**What the task asks**
Among the lines listed below, count those that include the string "NAMAMU", and state only the count.

**Supplied records**

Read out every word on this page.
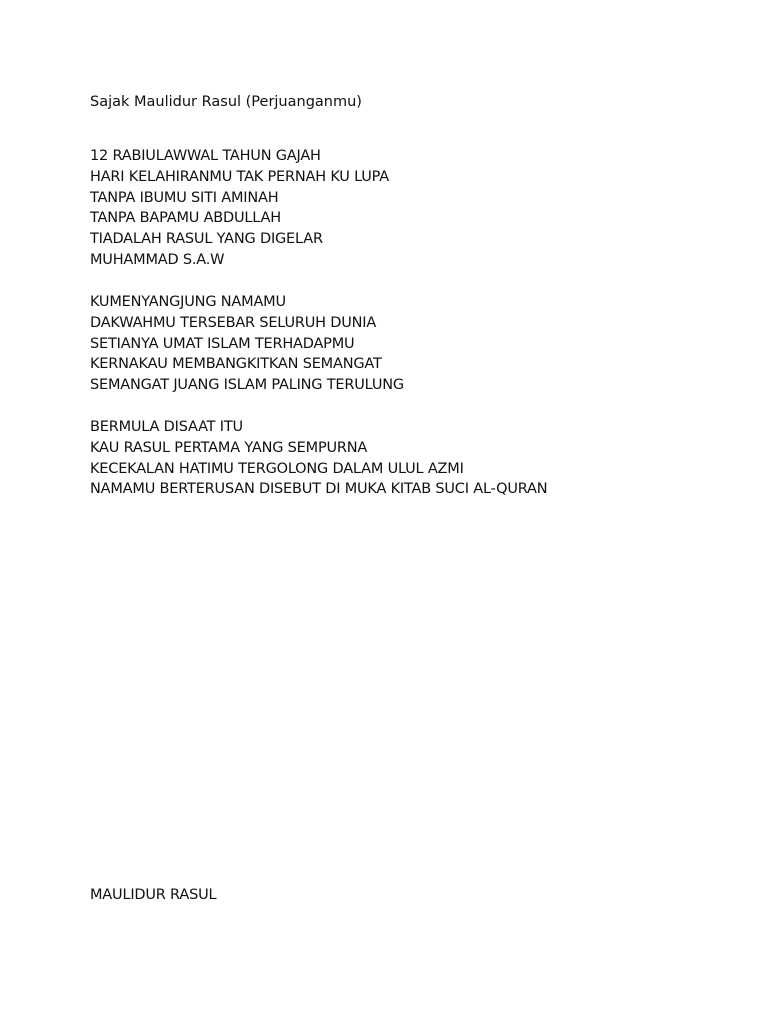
Sajak Maulidur Rasul (Perjuanganmu)
12 RABIULAWWAL TAHUN GAJAH
HARI KELAHIRANMU TAK PERNAH KU LUPA
TANPA IBUMU SITI AMINAH
TANPA BAPAMU ABDULLAH
TIADALAH RASUL YANG DIGELAR
MUHAMMAD S.A.W
KUMENYANGJUNG NAMAMU
DAKWAHMU TERSEBAR SELURUH DUNIA
SETIANYA UMAT ISLAM TERHADAPMU
KERNAKAU MEMBANGKITKAN SEMANGAT
SEMANGAT JUANG ISLAM PALING TERULUNG
BERMULA DISAAT ITU
KAU RASUL PERTAMA YANG SEMPURNA
KECEKALAN HATIMU TERGOLONG DALAM ULUL AZMI
NAMAMU BERTERUSAN DISEBUT DI MUKA KITAB SUCI AL-QURAN
MAULIDUR RASUL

**Answer for the task**
2